Records that describe figures:

Start

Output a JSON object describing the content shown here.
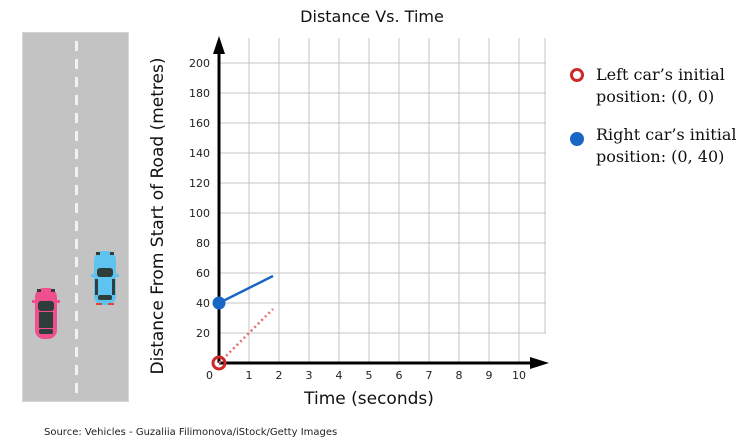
{
  "chart_data": {
    "type": "line",
    "title": "Distance Vs. Time",
    "xlabel": "Time (seconds)",
    "ylabel": "Distance From Start of Road (metres)",
    "xlim": [
      0,
      10
    ],
    "ylim": [
      0,
      200
    ],
    "x_ticks": [
      0,
      1,
      2,
      3,
      4,
      5,
      6,
      7,
      8,
      9,
      10
    ],
    "y_ticks": [
      20,
      40,
      60,
      80,
      100,
      120,
      140,
      160,
      180,
      200
    ],
    "grid": true,
    "legend_position": "right",
    "series": [
      {
        "name": "Left car",
        "style": "dotted",
        "color": "#e07070",
        "x": [
          0,
          1.8
        ],
        "y": [
          0,
          36
        ],
        "start_marker": "open-circle",
        "marker_color": "#cc2a2a"
      },
      {
        "name": "Right car",
        "style": "solid",
        "color": "#1a66c4",
        "x": [
          0,
          1.8
        ],
        "y": [
          40,
          58
        ],
        "start_marker": "filled-circle",
        "marker_color": "#1a66c4"
      }
    ]
  },
  "chart": {
    "title": "Distance Vs. Time",
    "xlabel": "Time (seconds)",
    "ylabel": "Distance From Start of Road (metres)",
    "origin_label": "0"
  },
  "legend": {
    "left_car": {
      "line1": "Left car’s initial",
      "line2": "position: (0, 0)"
    },
    "right_car": {
      "line1": "Right car’s initial",
      "line2": "position: (0, 40)"
    }
  },
  "illustration": {
    "left_car_color": "#ef4f8e",
    "right_car_color": "#5ec3ee",
    "road_color": "#c3c3c3"
  },
  "source": "Source: Vehicles - Guzaliia Filimonova/iStock/Getty Images"
}
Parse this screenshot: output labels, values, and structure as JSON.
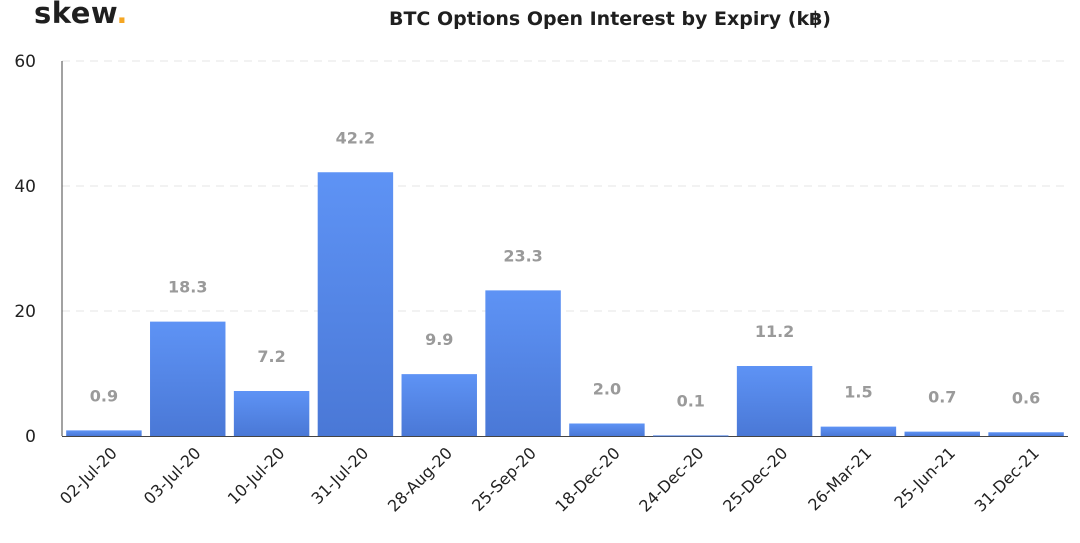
{
  "brand": {
    "name": "skew",
    "dot": "."
  },
  "chart_data": {
    "type": "bar",
    "title": "BTC Options Open Interest by Expiry (k฿)",
    "xlabel": "",
    "ylabel": "",
    "categories": [
      "02-Jul-20",
      "03-Jul-20",
      "10-Jul-20",
      "31-Jul-20",
      "28-Aug-20",
      "25-Sep-20",
      "18-Dec-20",
      "24-Dec-20",
      "25-Dec-20",
      "26-Mar-21",
      "25-Jun-21",
      "31-Dec-21"
    ],
    "values": [
      0.9,
      18.3,
      7.2,
      42.2,
      9.9,
      23.3,
      2.0,
      0.1,
      11.2,
      1.5,
      0.7,
      0.6
    ],
    "data_labels": [
      "0.9",
      "18.3",
      "7.2",
      "42.2",
      "9.9",
      "23.3",
      "2.0",
      "0.1",
      "11.2",
      "1.5",
      "0.7",
      "0.6"
    ],
    "ylim": [
      0,
      60
    ],
    "yticks": [
      "0",
      "20",
      "40",
      "60"
    ],
    "grid": true,
    "bar_color": "#5b8def",
    "bar_color_dark": "#4a78d6"
  }
}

End

§ Required task: Beginning with the line that contains "Parse this screenshot: output" in the data above, please copy each line exactly until the last line, both ends included, skipping any pictures.

§ Task result:
Parse this screenshot: output labels, values, and structure as JSON.
{
  "brand": {
    "name": "skew",
    "dot": "."
  },
  "chart_data": {
    "type": "bar",
    "title": "BTC Options Open Interest by Expiry (k฿)",
    "xlabel": "",
    "ylabel": "",
    "categories": [
      "02-Jul-20",
      "03-Jul-20",
      "10-Jul-20",
      "31-Jul-20",
      "28-Aug-20",
      "25-Sep-20",
      "18-Dec-20",
      "24-Dec-20",
      "25-Dec-20",
      "26-Mar-21",
      "25-Jun-21",
      "31-Dec-21"
    ],
    "values": [
      0.9,
      18.3,
      7.2,
      42.2,
      9.9,
      23.3,
      2.0,
      0.1,
      11.2,
      1.5,
      0.7,
      0.6
    ],
    "data_labels": [
      "0.9",
      "18.3",
      "7.2",
      "42.2",
      "9.9",
      "23.3",
      "2.0",
      "0.1",
      "11.2",
      "1.5",
      "0.7",
      "0.6"
    ],
    "ylim": [
      0,
      60
    ],
    "yticks": [
      "0",
      "20",
      "40",
      "60"
    ],
    "grid": true,
    "bar_color": "#5b8def",
    "bar_color_dark": "#4a78d6"
  }
}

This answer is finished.